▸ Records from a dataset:
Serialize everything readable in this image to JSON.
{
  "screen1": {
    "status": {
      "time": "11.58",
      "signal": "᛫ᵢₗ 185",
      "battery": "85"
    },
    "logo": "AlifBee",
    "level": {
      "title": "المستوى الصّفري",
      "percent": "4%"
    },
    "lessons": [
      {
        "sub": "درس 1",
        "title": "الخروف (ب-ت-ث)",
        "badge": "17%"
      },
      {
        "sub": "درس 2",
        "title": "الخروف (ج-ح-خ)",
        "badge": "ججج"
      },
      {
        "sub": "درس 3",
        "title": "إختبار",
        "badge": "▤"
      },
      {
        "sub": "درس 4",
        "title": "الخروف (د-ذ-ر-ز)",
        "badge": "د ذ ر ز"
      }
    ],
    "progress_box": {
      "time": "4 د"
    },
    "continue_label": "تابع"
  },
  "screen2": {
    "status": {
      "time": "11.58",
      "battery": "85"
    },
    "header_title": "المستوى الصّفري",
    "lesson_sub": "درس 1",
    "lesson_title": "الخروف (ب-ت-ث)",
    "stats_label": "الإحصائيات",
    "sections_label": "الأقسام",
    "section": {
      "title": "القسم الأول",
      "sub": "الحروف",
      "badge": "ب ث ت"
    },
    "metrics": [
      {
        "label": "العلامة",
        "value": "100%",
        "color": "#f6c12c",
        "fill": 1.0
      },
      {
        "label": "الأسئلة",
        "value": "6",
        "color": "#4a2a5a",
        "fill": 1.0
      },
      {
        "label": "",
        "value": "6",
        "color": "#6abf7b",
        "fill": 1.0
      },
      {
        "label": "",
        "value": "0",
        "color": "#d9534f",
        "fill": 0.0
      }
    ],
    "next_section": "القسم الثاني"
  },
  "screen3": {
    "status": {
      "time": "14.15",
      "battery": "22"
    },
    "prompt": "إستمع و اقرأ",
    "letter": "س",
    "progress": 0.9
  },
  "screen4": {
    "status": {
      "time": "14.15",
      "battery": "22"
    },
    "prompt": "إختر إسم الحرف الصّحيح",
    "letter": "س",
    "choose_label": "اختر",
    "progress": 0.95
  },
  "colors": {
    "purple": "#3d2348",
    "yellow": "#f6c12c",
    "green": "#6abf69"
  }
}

▸ REQUIREMENTS: Please reproduce all of the entries exactly as they stand.

▸ REPLY TO THE TASK:
Serialize everything readable in this image to JSON.
{
  "screen1": {
    "status": {
      "time": "11.58",
      "signal": "᛫ᵢₗ 185",
      "battery": "85"
    },
    "logo": "AlifBee",
    "level": {
      "title": "المستوى الصّفري",
      "percent": "4%"
    },
    "lessons": [
      {
        "sub": "درس 1",
        "title": "الخروف (ب-ت-ث)",
        "badge": "17%"
      },
      {
        "sub": "درس 2",
        "title": "الخروف (ج-ح-خ)",
        "badge": "ججج"
      },
      {
        "sub": "درس 3",
        "title": "إختبار",
        "badge": "▤"
      },
      {
        "sub": "درس 4",
        "title": "الخروف (د-ذ-ر-ز)",
        "badge": "د ذ ر ز"
      }
    ],
    "progress_box": {
      "time": "4 د"
    },
    "continue_label": "تابع"
  },
  "screen2": {
    "status": {
      "time": "11.58",
      "battery": "85"
    },
    "header_title": "المستوى الصّفري",
    "lesson_sub": "درس 1",
    "lesson_title": "الخروف (ب-ت-ث)",
    "stats_label": "الإحصائيات",
    "sections_label": "الأقسام",
    "section": {
      "title": "القسم الأول",
      "sub": "الحروف",
      "badge": "ب ث ت"
    },
    "metrics": [
      {
        "label": "العلامة",
        "value": "100%",
        "color": "#f6c12c",
        "fill": 1.0
      },
      {
        "label": "الأسئلة",
        "value": "6",
        "color": "#4a2a5a",
        "fill": 1.0
      },
      {
        "label": "",
        "value": "6",
        "color": "#6abf7b",
        "fill": 1.0
      },
      {
        "label": "",
        "value": "0",
        "color": "#d9534f",
        "fill": 0.0
      }
    ],
    "next_section": "القسم الثاني"
  },
  "screen3": {
    "status": {
      "time": "14.15",
      "battery": "22"
    },
    "prompt": "إستمع و اقرأ",
    "letter": "س",
    "progress": 0.9
  },
  "screen4": {
    "status": {
      "time": "14.15",
      "battery": "22"
    },
    "prompt": "إختر إسم الحرف الصّحيح",
    "letter": "س",
    "choose_label": "اختر",
    "progress": 0.95
  },
  "colors": {
    "purple": "#3d2348",
    "yellow": "#f6c12c",
    "green": "#6abf69"
  }
}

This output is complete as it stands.